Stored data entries
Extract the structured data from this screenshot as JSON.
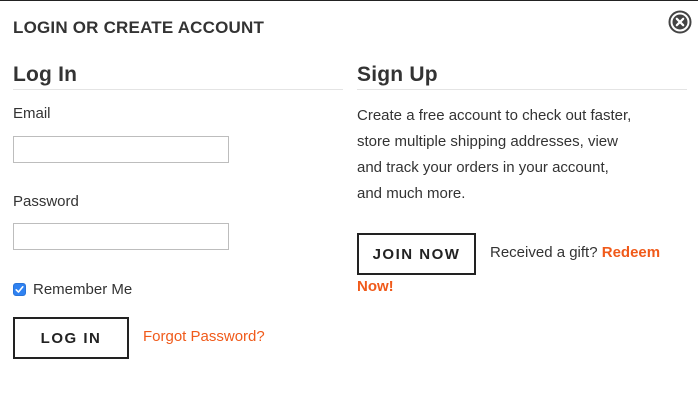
{
  "modal": {
    "title": "LOGIN OR CREATE ACCOUNT",
    "close_icon": "close-circle-icon"
  },
  "login": {
    "heading": "Log In",
    "email_label": "Email",
    "email_value": "",
    "password_label": "Password",
    "password_value": "",
    "remember_label": "Remember Me",
    "remember_checked": true,
    "login_button": "LOG IN",
    "forgot_link": "Forgot Password?"
  },
  "signup": {
    "heading": "Sign Up",
    "description_lines": [
      "Create a free account to check out faster,",
      "store multiple shipping addresses, view",
      "and track your orders in your account,",
      "and much more."
    ],
    "join_button": "JOIN NOW",
    "gift_prompt": "Received a gift?",
    "redeem_link_part1": "Redeem",
    "redeem_link_part2": "Now!"
  },
  "colors": {
    "accent_link": "#f05a1a",
    "checkbox": "#2f82f2",
    "button_border": "#222222"
  }
}
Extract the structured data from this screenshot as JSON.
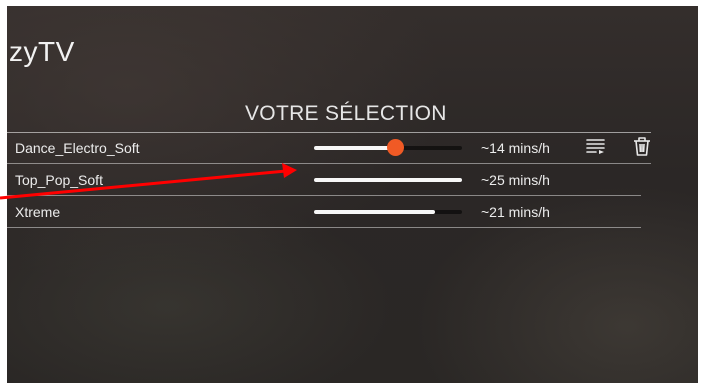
{
  "app": {
    "title": "zyTV"
  },
  "selection": {
    "title": "VOTRE SÉLECTION",
    "rows": [
      {
        "name": "Dance_Electro_Soft",
        "rate": "~14 mins/h",
        "level": 0.55,
        "has_thumb": true
      },
      {
        "name": "Top_Pop_Soft",
        "rate": "~25 mins/h",
        "level": 1.0,
        "has_thumb": false
      },
      {
        "name": "Xtreme",
        "rate": "~21 mins/h",
        "level": 0.82,
        "has_thumb": false
      }
    ]
  },
  "icons": {
    "reorder": "playlist-reorder-icon",
    "delete": "trash-icon"
  },
  "colors": {
    "accent": "#f05a25",
    "annotation_arrow": "#ff0000",
    "text": "#ececec"
  }
}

● **Given exercise**: From the records above, pull out every line containing the word "name".

● **Result**:
        "name": "Dance_Electro_Soft",
        "name": "Top_Pop_Soft",
        "name": "Xtreme",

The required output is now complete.